_PROMPT_. Print all of the data below line for line, keeping every character unchanged.

_GIVEN RECORDS_.

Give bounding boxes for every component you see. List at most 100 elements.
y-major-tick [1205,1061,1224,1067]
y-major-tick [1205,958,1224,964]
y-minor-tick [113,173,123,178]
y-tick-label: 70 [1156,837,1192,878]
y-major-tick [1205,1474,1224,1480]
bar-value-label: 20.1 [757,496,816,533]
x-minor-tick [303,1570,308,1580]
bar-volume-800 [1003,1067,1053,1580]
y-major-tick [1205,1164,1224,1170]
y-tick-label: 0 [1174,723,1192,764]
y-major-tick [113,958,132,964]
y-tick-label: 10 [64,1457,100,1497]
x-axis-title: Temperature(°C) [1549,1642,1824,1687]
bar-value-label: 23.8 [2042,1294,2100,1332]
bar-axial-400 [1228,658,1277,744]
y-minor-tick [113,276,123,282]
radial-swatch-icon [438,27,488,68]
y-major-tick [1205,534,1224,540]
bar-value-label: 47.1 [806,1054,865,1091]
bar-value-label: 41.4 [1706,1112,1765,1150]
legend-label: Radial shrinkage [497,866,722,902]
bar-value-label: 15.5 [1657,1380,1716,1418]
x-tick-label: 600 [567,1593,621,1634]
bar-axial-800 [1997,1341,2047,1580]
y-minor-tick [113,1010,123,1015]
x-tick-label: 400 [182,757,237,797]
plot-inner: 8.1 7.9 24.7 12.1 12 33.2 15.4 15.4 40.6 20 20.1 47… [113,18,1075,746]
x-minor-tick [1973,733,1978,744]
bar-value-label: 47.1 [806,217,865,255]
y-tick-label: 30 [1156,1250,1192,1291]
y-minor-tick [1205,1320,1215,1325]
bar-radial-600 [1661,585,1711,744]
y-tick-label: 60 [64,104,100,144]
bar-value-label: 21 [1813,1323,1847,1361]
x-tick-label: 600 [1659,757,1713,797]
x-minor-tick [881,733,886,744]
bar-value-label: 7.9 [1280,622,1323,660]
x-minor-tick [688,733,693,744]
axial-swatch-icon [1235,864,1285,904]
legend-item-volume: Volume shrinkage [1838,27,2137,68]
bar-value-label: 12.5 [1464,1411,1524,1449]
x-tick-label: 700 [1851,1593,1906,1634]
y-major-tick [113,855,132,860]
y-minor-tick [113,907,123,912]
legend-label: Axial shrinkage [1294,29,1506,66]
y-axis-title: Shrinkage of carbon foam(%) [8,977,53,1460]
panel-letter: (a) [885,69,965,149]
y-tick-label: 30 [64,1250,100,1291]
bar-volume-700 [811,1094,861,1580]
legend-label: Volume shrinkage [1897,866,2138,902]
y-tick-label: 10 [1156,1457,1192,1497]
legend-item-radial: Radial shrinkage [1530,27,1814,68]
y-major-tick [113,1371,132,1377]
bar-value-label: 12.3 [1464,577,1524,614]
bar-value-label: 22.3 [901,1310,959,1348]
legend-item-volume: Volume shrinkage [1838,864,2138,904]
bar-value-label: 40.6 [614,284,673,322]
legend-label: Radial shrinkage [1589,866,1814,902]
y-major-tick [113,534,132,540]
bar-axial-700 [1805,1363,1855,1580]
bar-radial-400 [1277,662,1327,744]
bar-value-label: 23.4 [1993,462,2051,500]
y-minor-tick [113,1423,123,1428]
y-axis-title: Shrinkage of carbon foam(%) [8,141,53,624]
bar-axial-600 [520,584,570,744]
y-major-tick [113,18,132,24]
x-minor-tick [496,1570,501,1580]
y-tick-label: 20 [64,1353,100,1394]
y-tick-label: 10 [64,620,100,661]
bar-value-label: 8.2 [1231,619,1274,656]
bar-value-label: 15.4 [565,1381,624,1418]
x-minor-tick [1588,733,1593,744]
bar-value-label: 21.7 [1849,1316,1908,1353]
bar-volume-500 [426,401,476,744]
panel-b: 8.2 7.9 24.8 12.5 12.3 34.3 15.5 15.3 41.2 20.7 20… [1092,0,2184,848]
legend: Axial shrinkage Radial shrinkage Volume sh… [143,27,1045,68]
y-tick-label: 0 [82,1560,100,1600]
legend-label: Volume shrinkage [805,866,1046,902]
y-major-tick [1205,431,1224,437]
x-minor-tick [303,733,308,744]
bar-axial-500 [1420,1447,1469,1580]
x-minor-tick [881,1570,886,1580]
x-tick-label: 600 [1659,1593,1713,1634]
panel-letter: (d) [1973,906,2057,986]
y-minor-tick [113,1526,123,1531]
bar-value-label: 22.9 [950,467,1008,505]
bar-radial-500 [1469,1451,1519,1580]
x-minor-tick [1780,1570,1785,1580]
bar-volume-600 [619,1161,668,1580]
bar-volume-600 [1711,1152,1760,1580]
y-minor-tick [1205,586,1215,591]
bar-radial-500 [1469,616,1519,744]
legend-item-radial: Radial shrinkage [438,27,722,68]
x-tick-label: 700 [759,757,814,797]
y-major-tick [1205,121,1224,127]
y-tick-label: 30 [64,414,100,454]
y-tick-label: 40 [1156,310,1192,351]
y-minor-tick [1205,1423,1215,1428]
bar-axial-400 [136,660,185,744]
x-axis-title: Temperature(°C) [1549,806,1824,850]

_THE SOLUTION_.
Give bounding boxes for every component you see. List at most 100 elements.
y-major-tick [1205,1061,1224,1067]
y-major-tick [1205,958,1224,964]
y-minor-tick [113,173,123,178]
y-tick-label: 70 [1156,837,1192,878]
y-major-tick [1205,1474,1224,1480]
bar-value-label: 20.1 [757,496,816,533]
x-minor-tick [303,1570,308,1580]
bar-volume-800 [1003,1067,1053,1580]
y-major-tick [1205,1164,1224,1170]
y-tick-label: 0 [1174,723,1192,764]
y-major-tick [113,958,132,964]
y-tick-label: 10 [64,1457,100,1497]
x-axis-title: Temperature(°C) [1549,1642,1824,1687]
bar-value-label: 23.8 [2042,1294,2100,1332]
bar-axial-400 [1228,658,1277,744]
y-minor-tick [113,276,123,282]
radial-swatch-icon [438,27,488,68]
y-major-tick [1205,534,1224,540]
bar-value-label: 47.1 [806,1054,865,1091]
bar-value-label: 41.4 [1706,1112,1765,1150]
legend-label: Radial shrinkage [497,866,722,902]
bar-value-label: 15.5 [1657,1380,1716,1418]
x-tick-label: 600 [567,1593,621,1634]
bar-axial-800 [1997,1341,2047,1580]
y-minor-tick [113,1010,123,1015]
x-tick-label: 400 [182,757,237,797]
plot-inner: 8.1 7.9 24.7 12.1 12 33.2 15.4 15.4 40.6 20 20.1 47… [113,18,1075,746]
x-minor-tick [1973,733,1978,744]
bar-value-label: 47.1 [806,217,865,255]
y-tick-label: 30 [1156,1250,1192,1291]
y-minor-tick [1205,1320,1215,1325]
bar-radial-600 [1661,585,1711,744]
y-tick-label: 60 [64,104,100,144]
bar-value-label: 21 [1813,1323,1847,1361]
x-tick-label: 600 [1659,757,1713,797]
x-minor-tick [881,733,886,744]
bar-value-label: 7.9 [1280,622,1323,660]
x-minor-tick [688,733,693,744]
axial-swatch-icon [1235,864,1285,904]
legend-item-volume: Volume shrinkage [1838,27,2137,68]
bar-value-label: 12.5 [1464,1411,1524,1449]
x-tick-label: 700 [1851,1593,1906,1634]
y-major-tick [113,855,132,860]
y-minor-tick [113,907,123,912]
legend-label: Axial shrinkage [1294,29,1506,66]
y-axis-title: Shrinkage of carbon foam(%) [8,977,53,1460]
panel-letter: (a) [885,69,965,149]
y-tick-label: 30 [64,1250,100,1291]
bar-volume-700 [811,1094,861,1580]
legend-label: Volume shrinkage [1897,866,2138,902]
y-tick-label: 10 [1156,1457,1192,1497]
legend-item-radial: Radial shrinkage [1530,27,1814,68]
y-major-tick [113,1371,132,1377]
bar-value-label: 12.3 [1464,577,1524,614]
bar-value-label: 22.3 [901,1310,959,1348]
legend-item-volume: Volume shrinkage [1838,864,2138,904]
bar-value-label: 40.6 [614,284,673,322]
legend-label: Radial shrinkage [1589,866,1814,902]
y-major-tick [113,534,132,540]
bar-axial-700 [1805,1363,1855,1580]
bar-radial-400 [1277,662,1327,744]
bar-value-label: 23.4 [1993,462,2051,500]
y-minor-tick [113,1423,123,1428]
y-axis-title: Shrinkage of carbon foam(%) [8,141,53,624]
bar-axial-600 [520,584,570,744]
y-major-tick [113,18,132,24]
x-minor-tick [496,1570,501,1580]
y-tick-label: 20 [64,1353,100,1394]
y-tick-label: 10 [64,620,100,661]
bar-value-label: 8.2 [1231,619,1274,656]
bar-value-label: 15.4 [565,1381,624,1418]
x-minor-tick [1588,733,1593,744]
bar-value-label: 21.7 [1849,1316,1908,1353]
bar-volume-500 [426,401,476,744]
panel-b: 8.2 7.9 24.8 12.5 12.3 34.3 15.5 15.3 41.2 20.7 20… [1092,0,2184,848]
legend: Axial shrinkage Radial shrinkage Volume sh… [143,27,1045,68]
y-tick-label: 0 [82,1560,100,1600]
legend-label: Volume shrinkage [805,866,1046,902]
y-major-tick [1205,431,1224,437]
x-minor-tick [303,733,308,744]
bar-axial-500 [1420,1447,1469,1580]
x-minor-tick [881,1570,886,1580]
x-tick-label: 600 [1659,1593,1713,1634]
panel-letter: (d) [1973,906,2057,986]
y-minor-tick [113,1526,123,1531]
bar-value-label: 22.9 [950,467,1008,505]
bar-radial-500 [1469,1451,1519,1580]
x-minor-tick [1780,1570,1785,1580]
bar-volume-600 [619,1161,668,1580]
bar-volume-600 [1711,1152,1760,1580]
y-minor-tick [1205,586,1215,591]
bar-radial-500 [1469,616,1519,744]
legend-item-radial: Radial shrinkage [438,27,722,68]
x-tick-label: 700 [759,757,814,797]
y-major-tick [1205,121,1224,127]
y-tick-label: 30 [64,414,100,454]
y-tick-label: 40 [1156,310,1192,351]
y-minor-tick [1205,1423,1215,1428]
bar-axial-400 [136,660,185,744]
x-axis-title: Temperature(°C) [1549,806,1824,850]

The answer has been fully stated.